**Written request:** Reproduce the records below line for line, leaving every character unchanged.

─── Input material

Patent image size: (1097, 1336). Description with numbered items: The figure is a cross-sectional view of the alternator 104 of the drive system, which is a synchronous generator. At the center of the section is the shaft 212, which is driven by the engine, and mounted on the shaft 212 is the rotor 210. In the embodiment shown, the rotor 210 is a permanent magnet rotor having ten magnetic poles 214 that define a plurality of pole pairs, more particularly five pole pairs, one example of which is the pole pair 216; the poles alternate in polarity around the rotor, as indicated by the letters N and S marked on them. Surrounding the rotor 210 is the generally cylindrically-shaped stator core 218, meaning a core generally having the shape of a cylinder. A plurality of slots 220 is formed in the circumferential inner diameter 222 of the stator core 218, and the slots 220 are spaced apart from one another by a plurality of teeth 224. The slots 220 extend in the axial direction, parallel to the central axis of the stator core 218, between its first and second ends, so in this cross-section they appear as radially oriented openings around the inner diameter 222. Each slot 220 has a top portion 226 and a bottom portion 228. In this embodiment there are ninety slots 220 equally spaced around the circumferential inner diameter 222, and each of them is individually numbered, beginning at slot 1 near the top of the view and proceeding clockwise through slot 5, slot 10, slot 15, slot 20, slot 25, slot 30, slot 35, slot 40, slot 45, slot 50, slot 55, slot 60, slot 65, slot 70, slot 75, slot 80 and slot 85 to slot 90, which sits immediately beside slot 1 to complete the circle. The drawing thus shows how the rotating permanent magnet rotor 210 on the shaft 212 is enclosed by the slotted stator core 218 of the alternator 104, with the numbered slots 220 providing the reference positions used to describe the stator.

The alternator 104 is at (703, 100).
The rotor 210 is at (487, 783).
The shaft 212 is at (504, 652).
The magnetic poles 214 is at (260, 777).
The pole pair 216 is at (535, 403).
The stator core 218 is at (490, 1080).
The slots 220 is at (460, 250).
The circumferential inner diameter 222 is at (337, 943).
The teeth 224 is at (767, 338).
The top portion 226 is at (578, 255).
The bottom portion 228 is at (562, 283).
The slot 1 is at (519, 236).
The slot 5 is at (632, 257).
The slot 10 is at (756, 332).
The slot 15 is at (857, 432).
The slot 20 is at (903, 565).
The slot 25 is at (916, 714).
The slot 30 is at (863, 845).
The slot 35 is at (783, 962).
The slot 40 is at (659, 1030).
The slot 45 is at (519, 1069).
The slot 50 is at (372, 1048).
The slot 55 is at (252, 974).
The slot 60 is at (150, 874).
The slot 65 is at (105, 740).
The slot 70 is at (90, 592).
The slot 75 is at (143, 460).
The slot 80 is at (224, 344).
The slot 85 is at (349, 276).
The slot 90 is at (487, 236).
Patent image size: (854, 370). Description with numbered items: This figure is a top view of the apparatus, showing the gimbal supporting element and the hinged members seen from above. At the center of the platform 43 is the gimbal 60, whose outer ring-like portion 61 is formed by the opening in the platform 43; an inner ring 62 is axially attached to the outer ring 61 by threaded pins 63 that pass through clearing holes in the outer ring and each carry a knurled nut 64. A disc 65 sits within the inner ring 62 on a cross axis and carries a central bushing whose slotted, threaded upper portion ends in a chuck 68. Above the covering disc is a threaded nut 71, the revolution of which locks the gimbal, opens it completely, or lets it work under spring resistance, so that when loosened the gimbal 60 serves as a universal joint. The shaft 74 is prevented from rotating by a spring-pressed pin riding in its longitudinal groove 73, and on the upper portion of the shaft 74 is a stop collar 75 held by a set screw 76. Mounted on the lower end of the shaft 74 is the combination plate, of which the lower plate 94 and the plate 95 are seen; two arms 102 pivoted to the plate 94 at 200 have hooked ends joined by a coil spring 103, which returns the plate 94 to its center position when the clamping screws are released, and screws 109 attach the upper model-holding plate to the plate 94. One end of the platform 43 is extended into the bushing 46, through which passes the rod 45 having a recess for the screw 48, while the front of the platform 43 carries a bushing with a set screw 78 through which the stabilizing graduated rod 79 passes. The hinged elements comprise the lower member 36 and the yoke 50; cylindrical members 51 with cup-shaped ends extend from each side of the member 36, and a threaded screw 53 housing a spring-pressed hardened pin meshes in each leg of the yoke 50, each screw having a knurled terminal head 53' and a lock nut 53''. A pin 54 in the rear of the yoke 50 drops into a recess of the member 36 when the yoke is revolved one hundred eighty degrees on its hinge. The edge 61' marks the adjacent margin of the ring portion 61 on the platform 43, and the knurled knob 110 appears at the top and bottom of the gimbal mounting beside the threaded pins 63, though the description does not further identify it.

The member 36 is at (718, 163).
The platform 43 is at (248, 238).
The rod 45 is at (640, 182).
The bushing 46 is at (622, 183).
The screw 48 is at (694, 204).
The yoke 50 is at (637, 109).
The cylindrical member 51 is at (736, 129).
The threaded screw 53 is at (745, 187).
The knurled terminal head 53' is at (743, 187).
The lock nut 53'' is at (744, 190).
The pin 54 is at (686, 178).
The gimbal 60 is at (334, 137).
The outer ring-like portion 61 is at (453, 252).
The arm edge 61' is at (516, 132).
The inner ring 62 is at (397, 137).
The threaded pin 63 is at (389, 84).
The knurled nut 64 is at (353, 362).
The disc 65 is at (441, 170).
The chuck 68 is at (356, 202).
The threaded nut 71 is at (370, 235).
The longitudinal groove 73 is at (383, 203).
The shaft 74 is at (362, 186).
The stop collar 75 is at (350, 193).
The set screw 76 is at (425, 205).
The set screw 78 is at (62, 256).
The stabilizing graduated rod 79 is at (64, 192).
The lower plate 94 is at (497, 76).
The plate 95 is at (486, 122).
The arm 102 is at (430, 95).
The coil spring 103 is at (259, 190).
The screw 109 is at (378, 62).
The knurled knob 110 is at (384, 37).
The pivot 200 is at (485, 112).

──────

**Correct answer:**
Patent image size: (1097, 1336). Description with numbered items: The figure is a cross-sectional view of the alternator 104 of the drive system, which is a synchronous generator. At the center of the section is the shaft 212, which is driven by the engine, and mounted on the shaft 212 is the rotor 210. In the embodiment shown, the rotor 210 is a permanent magnet rotor having ten magnetic poles 214 that define a plurality of pole pairs, more particularly five pole pairs, one example of which is the pole pair 216; the poles alternate in polarity around the rotor, as indicated by the letters N and S marked on them. Surrounding the rotor 210 is the generally cylindrically-shaped stator core 218, meaning a core generally having the shape of a cylinder. A plurality of slots 220 is formed in the circumferential inner diameter 222 of the stator core 218, and the slots 220 are spaced apart from one another by a plurality of teeth 224. The slots 220 extend in the axial direction, parallel to the central axis of the stator core 218, between its first and second ends, so in this cross-section they appear as radially oriented openings around the inner diameter 222. Each slot 220 has a top portion 226 and a bottom portion 228. In this embodiment there are ninety slots 220 equally spaced around the circumferential inner diameter 222, and each of them is individually numbered, beginning at slot 1 near the top of the view and proceeding clockwise through slot 5, slot 10, slot 15, slot 20, slot 25, slot 30, slot 35, slot 40, slot 45, slot 50, slot 55, slot 60, slot 65, slot 70, slot 75, slot 80 and slot 85 to slot 90, which sits immediately beside slot 1 to complete the circle. The drawing thus shows how the rotating permanent magnet rotor 210 on the shaft 212 is enclosed by the slotted stator core 218 of the alternator 104, with the numbered slots 220 providing the reference positions used to describe the stator.

The alternator 104 is at (703, 100).
The rotor 210 is at (487, 783).
The shaft 212 is at (504, 652).
The magnetic poles 214 is at (260, 777).
The pole pair 216 is at (535, 403).
The stator core 218 is at (490, 1080).
The slots 220 is at (460, 250).
The circumferential inner diameter 222 is at (337, 943).
The teeth 224 is at (767, 338).
The top portion 226 is at (578, 255).
The bottom portion 228 is at (562, 283).
The slot 1 is at (519, 236).
The slot 5 is at (632, 257).
The slot 10 is at (756, 332).
The slot 15 is at (857, 432).
The slot 20 is at (903, 565).
The slot 25 is at (916, 714).
The slot 30 is at (863, 845).
The slot 35 is at (783, 962).
The slot 40 is at (659, 1030).
The slot 45 is at (519, 1069).
The slot 50 is at (372, 1048).
The slot 55 is at (252, 974).
The slot 60 is at (150, 874).
The slot 65 is at (105, 740).
The slot 70 is at (90, 592).
The slot 75 is at (143, 460).
The slot 80 is at (224, 344).
The slot 85 is at (349, 276).
The slot 90 is at (487, 236).
Patent image size: (854, 370). Description with numbered items: This figure is a top view of the apparatus, showing the gimbal supporting element and the hinged members seen from above. At the center of the platform 43 is the gimbal 60, whose outer ring-like portion 61 is formed by the opening in the platform 43; an inner ring 62 is axially attached to the outer ring 61 by threaded pins 63 that pass through clearing holes in the outer ring and each carry a knurled nut 64. A disc 65 sits within the inner ring 62 on a cross axis and carries a central bushing whose slotted, threaded upper portion ends in a chuck 68. Above the covering disc is a threaded nut 71, the revolution of which locks the gimbal, opens it completely, or lets it work under spring resistance, so that when loosened the gimbal 60 serves as a universal joint. The shaft 74 is prevented from rotating by a spring-pressed pin riding in its longitudinal groove 73, and on the upper portion of the shaft 74 is a stop collar 75 held by a set screw 76. Mounted on the lower end of the shaft 74 is the combination plate, of which the lower plate 94 and the plate 95 are seen; two arms 102 pivoted to the plate 94 at 200 have hooked ends joined by a coil spring 103, which returns the plate 94 to its center position when the clamping screws are released, and screws 109 attach the upper model-holding plate to the plate 94. One end of the platform 43 is extended into the bushing 46, through which passes the rod 45 having a recess for the screw 48, while the front of the platform 43 carries a bushing with a set screw 78 through which the stabilizing graduated rod 79 passes. The hinged elements comprise the lower member 36 and the yoke 50; cylindrical members 51 with cup-shaped ends extend from each side of the member 36, and a threaded screw 53 housing a spring-pressed hardened pin meshes in each leg of the yoke 50, each screw having a knurled terminal head 53' and a lock nut 53''. A pin 54 in the rear of the yoke 50 drops into a recess of the member 36 when the yoke is revolved one hundred eighty degrees on its hinge. The edge 61' marks the adjacent margin of the ring portion 61 on the platform 43, and the knurled knob 110 appears at the top and bottom of the gimbal mounting beside the threaded pins 63, though the description does not further identify it.

The member 36 is at (718, 163).
The platform 43 is at (248, 238).
The rod 45 is at (640, 182).
The bushing 46 is at (622, 183).
The screw 48 is at (694, 204).
The yoke 50 is at (637, 109).
The cylindrical member 51 is at (736, 129).
The threaded screw 53 is at (745, 187).
The knurled terminal head 53' is at (743, 187).
The lock nut 53'' is at (744, 190).
The pin 54 is at (686, 178).
The gimbal 60 is at (334, 137).
The outer ring-like portion 61 is at (453, 252).
The arm edge 61' is at (516, 132).
The inner ring 62 is at (397, 137).
The threaded pin 63 is at (389, 84).
The knurled nut 64 is at (353, 362).
The disc 65 is at (441, 170).
The chuck 68 is at (356, 202).
The threaded nut 71 is at (370, 235).
The longitudinal groove 73 is at (383, 203).
The shaft 74 is at (362, 186).
The stop collar 75 is at (350, 193).
The set screw 76 is at (425, 205).
The set screw 78 is at (62, 256).
The stabilizing graduated rod 79 is at (64, 192).
The lower plate 94 is at (497, 76).
The plate 95 is at (486, 122).
The arm 102 is at (430, 95).
The coil spring 103 is at (259, 190).
The screw 109 is at (378, 62).
The knurled knob 110 is at (384, 37).
The pivot 200 is at (485, 112).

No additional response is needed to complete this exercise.